Could you give these lines again with every "residual-point" swapped for "residual-marker", all else unchanged, and leave the pictures out?

#### Given records:
────

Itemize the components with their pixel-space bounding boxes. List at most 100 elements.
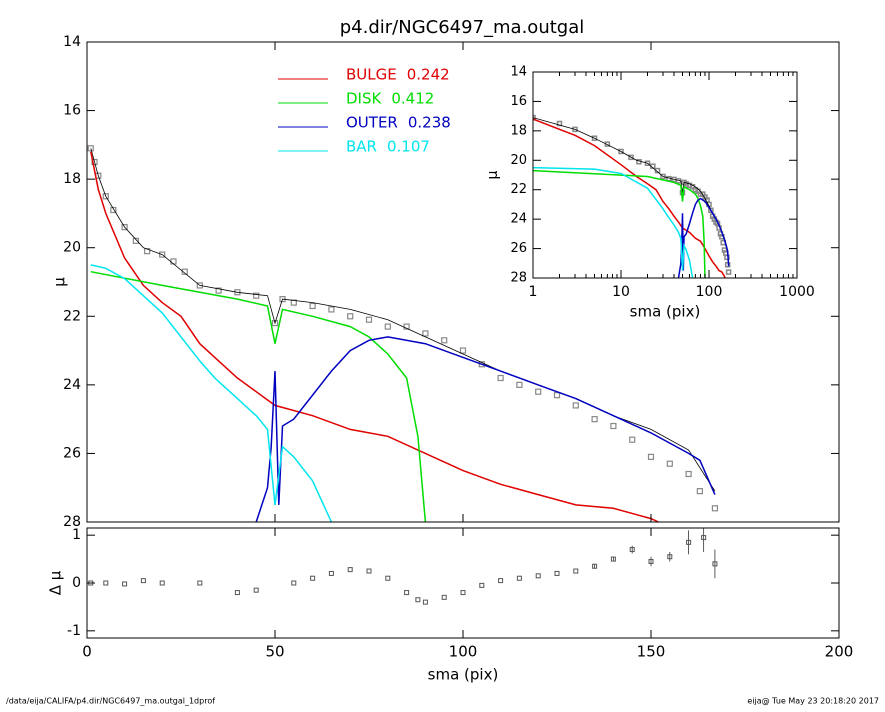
data-point — [441, 337, 448, 344]
residual-point — [122, 581, 128, 587]
data-point — [516, 381, 523, 388]
residual-point — [415, 597, 421, 603]
data-point — [365, 316, 373, 323]
residual-point — [610, 556, 616, 562]
y-tick-label: 14 — [63, 34, 81, 50]
data-point — [132, 237, 139, 244]
residual-point — [554, 570, 560, 576]
residual-point — [479, 582, 485, 588]
y-tick-label: 16 — [63, 103, 81, 119]
x-tick-label: 150 — [637, 643, 666, 661]
y-tick-label: 20 — [510, 153, 527, 168]
data-point — [533, 114, 536, 121]
data-point — [181, 268, 188, 275]
residual-point — [516, 575, 522, 581]
residual-point — [347, 567, 353, 573]
x-tick-label: 200 — [825, 643, 854, 661]
plot-area — [88, 528, 718, 605]
component-line — [90, 270, 427, 522]
residual-point — [385, 575, 391, 581]
legend-value: 0.412 — [391, 90, 434, 108]
data-point — [628, 154, 634, 161]
x-tick-label: 10 — [612, 284, 630, 300]
data-point — [556, 120, 563, 127]
residual-point — [103, 580, 109, 586]
residual-point — [667, 554, 673, 560]
y-tick-label: 26 — [510, 241, 527, 256]
data-point — [347, 313, 354, 320]
data-point — [159, 251, 166, 258]
footer-left: /data/eija/CALIFA/p4.dir/NGC6497_ma.outg… — [6, 697, 215, 706]
legend-value: 0.242 — [407, 66, 450, 84]
component-line — [90, 264, 333, 522]
data-point — [102, 193, 109, 200]
chart-title: p4.dir/NGC6497_ma.outgal — [340, 17, 585, 38]
residual-point — [460, 590, 466, 596]
plot-frame — [532, 71, 798, 279]
x-axis-label: sma (pix) — [630, 303, 701, 321]
data-point — [696, 488, 703, 495]
y-tick-label: 24 — [63, 377, 81, 393]
y-tick-label: 0 — [72, 575, 81, 591]
data-point — [591, 135, 598, 141]
residual-point — [701, 535, 707, 541]
data-point — [403, 323, 410, 330]
residual-point — [159, 580, 165, 586]
legend-label: DISK — [346, 90, 382, 108]
data-point — [685, 470, 692, 478]
data-point — [535, 388, 542, 395]
component-line — [533, 169, 706, 278]
data-point — [629, 436, 636, 443]
residual-point — [253, 587, 259, 593]
data-point — [328, 306, 335, 313]
x-tick-label: 1 — [529, 284, 538, 300]
x-tick-label: 50 — [265, 643, 284, 661]
residual-point — [328, 570, 334, 576]
residual-point — [441, 594, 447, 600]
residual-point — [197, 580, 203, 586]
residual-point — [404, 590, 410, 596]
residual-point — [686, 539, 692, 545]
legend-label: OUTER — [346, 114, 398, 132]
data-point — [144, 248, 151, 255]
footer-right: eija@ Tue May 23 20:18:20 2017 — [747, 697, 879, 706]
data-point — [647, 453, 655, 460]
data-point — [110, 206, 117, 214]
residual-point — [291, 580, 297, 586]
legend-label: BULGE — [346, 66, 397, 84]
residual-point — [310, 575, 316, 581]
data-point — [497, 374, 504, 382]
data-point — [644, 160, 651, 166]
y-tick-label: 22 — [510, 182, 527, 197]
data-point — [553, 392, 561, 399]
data-point — [725, 269, 732, 275]
y-tick-label: 1 — [72, 527, 81, 543]
y-tick-label: 16 — [510, 94, 527, 109]
data-point — [253, 292, 260, 299]
x-tick-label: 100 — [449, 643, 478, 661]
residual-point — [573, 568, 579, 574]
residual-point — [140, 578, 146, 584]
data-point — [459, 347, 467, 354]
x-tick-label: 0 — [82, 643, 92, 661]
residual-point — [498, 578, 504, 584]
data-point — [196, 282, 203, 289]
data-point — [271, 320, 279, 327]
component-line — [255, 336, 716, 522]
x-axis-label: sma (pix) — [428, 666, 499, 684]
data-point — [309, 302, 316, 310]
data-point — [91, 158, 98, 166]
y-tick-label: 28 — [510, 271, 527, 286]
data-point — [618, 148, 624, 155]
data-point — [660, 173, 666, 180]
y-axis-label: μ — [485, 170, 501, 179]
data-point — [610, 422, 617, 430]
x-tick-label: 100 — [696, 284, 723, 300]
data-point — [572, 402, 579, 409]
residual-point — [648, 558, 654, 564]
y-tick-label: 18 — [510, 123, 527, 138]
legend-value: 0.107 — [387, 138, 430, 156]
y-axis-label: Δ μ — [47, 570, 65, 595]
data-point — [215, 287, 222, 294]
residual-point — [366, 568, 372, 574]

────

#### Output of the task:
Itemize the components with their pixel-space bounding boxes. List at most 100 elements.
data-point — [441, 337, 448, 344]
residual-marker — [122, 581, 128, 587]
data-point — [516, 381, 523, 388]
residual-marker — [415, 597, 421, 603]
data-point — [365, 316, 373, 323]
residual-marker — [610, 556, 616, 562]
y-tick-label: 14 — [63, 34, 81, 50]
data-point — [132, 237, 139, 244]
residual-marker — [554, 570, 560, 576]
residual-marker — [479, 582, 485, 588]
y-tick-label: 16 — [63, 103, 81, 119]
x-tick-label: 150 — [637, 643, 666, 661]
y-tick-label: 20 — [510, 153, 527, 168]
data-point — [533, 114, 536, 121]
data-point — [181, 268, 188, 275]
residual-marker — [516, 575, 522, 581]
residual-marker — [347, 567, 353, 573]
x-tick-label: 200 — [825, 643, 854, 661]
plot-area — [88, 528, 718, 605]
component-line — [90, 270, 427, 522]
residual-marker — [385, 575, 391, 581]
legend-value: 0.412 — [391, 90, 434, 108]
data-point — [628, 154, 634, 161]
x-tick-label: 10 — [612, 284, 630, 300]
data-point — [556, 120, 563, 127]
residual-marker — [103, 580, 109, 586]
residual-marker — [667, 554, 673, 560]
y-tick-label: 26 — [510, 241, 527, 256]
data-point — [347, 313, 354, 320]
data-point — [159, 251, 166, 258]
footer-left: /data/eija/CALIFA/p4.dir/NGC6497_ma.outg… — [6, 697, 215, 706]
legend-value: 0.242 — [407, 66, 450, 84]
component-line — [90, 264, 333, 522]
data-point — [102, 193, 109, 200]
chart-title: p4.dir/NGC6497_ma.outgal — [340, 17, 585, 38]
residual-marker — [460, 590, 466, 596]
plot-frame — [532, 71, 798, 279]
x-axis-label: sma (pix) — [630, 303, 701, 321]
data-point — [696, 488, 703, 495]
y-tick-label: 24 — [63, 377, 81, 393]
y-tick-label: 0 — [72, 575, 81, 591]
data-point — [591, 135, 598, 141]
residual-marker — [701, 535, 707, 541]
data-point — [403, 323, 410, 330]
residual-marker — [159, 580, 165, 586]
legend-label: DISK — [346, 90, 382, 108]
data-point — [685, 470, 692, 478]
data-point — [535, 388, 542, 395]
component-line — [533, 169, 706, 278]
data-point — [629, 436, 636, 443]
residual-marker — [253, 587, 259, 593]
data-point — [328, 306, 335, 313]
x-tick-label: 1 — [529, 284, 538, 300]
x-tick-label: 50 — [265, 643, 284, 661]
residual-marker — [328, 570, 334, 576]
residual-marker — [441, 594, 447, 600]
residual-marker — [197, 580, 203, 586]
residual-marker — [404, 590, 410, 596]
residual-marker — [686, 539, 692, 545]
legend-label: OUTER — [346, 114, 398, 132]
data-point — [144, 248, 151, 255]
footer-right: eija@ Tue May 23 20:18:20 2017 — [747, 697, 879, 706]
data-point — [647, 453, 655, 460]
data-point — [110, 206, 117, 214]
residual-marker — [291, 580, 297, 586]
legend-label: BULGE — [346, 66, 397, 84]
residual-marker — [310, 575, 316, 581]
data-point — [497, 374, 504, 382]
data-point — [644, 160, 651, 166]
y-tick-label: 22 — [510, 182, 527, 197]
data-point — [553, 392, 561, 399]
data-point — [725, 269, 732, 275]
y-tick-label: 1 — [72, 527, 81, 543]
y-tick-label: 16 — [510, 94, 527, 109]
data-point — [253, 292, 260, 299]
x-tick-label: 100 — [449, 643, 478, 661]
residual-marker — [573, 568, 579, 574]
residual-marker — [140, 578, 146, 584]
data-point — [459, 347, 467, 354]
x-tick-label: 0 — [82, 643, 92, 661]
residual-marker — [498, 578, 504, 584]
data-point — [196, 282, 203, 289]
data-point — [271, 320, 279, 327]
component-line — [255, 336, 716, 522]
x-axis-label: sma (pix) — [428, 666, 499, 684]
data-point — [309, 302, 316, 310]
data-point — [91, 158, 98, 166]
y-tick-label: 28 — [510, 271, 527, 286]
data-point — [618, 148, 624, 155]
data-point — [660, 173, 666, 180]
y-axis-label: μ — [485, 170, 501, 179]
data-point — [610, 422, 617, 430]
x-tick-label: 100 — [696, 284, 723, 300]
data-point — [572, 402, 579, 409]
residual-marker — [648, 558, 654, 564]
y-tick-label: 18 — [510, 123, 527, 138]
legend-value: 0.107 — [387, 138, 430, 156]
y-axis-label: Δ μ — [47, 570, 65, 595]
data-point — [215, 287, 222, 294]
residual-marker — [366, 568, 372, 574]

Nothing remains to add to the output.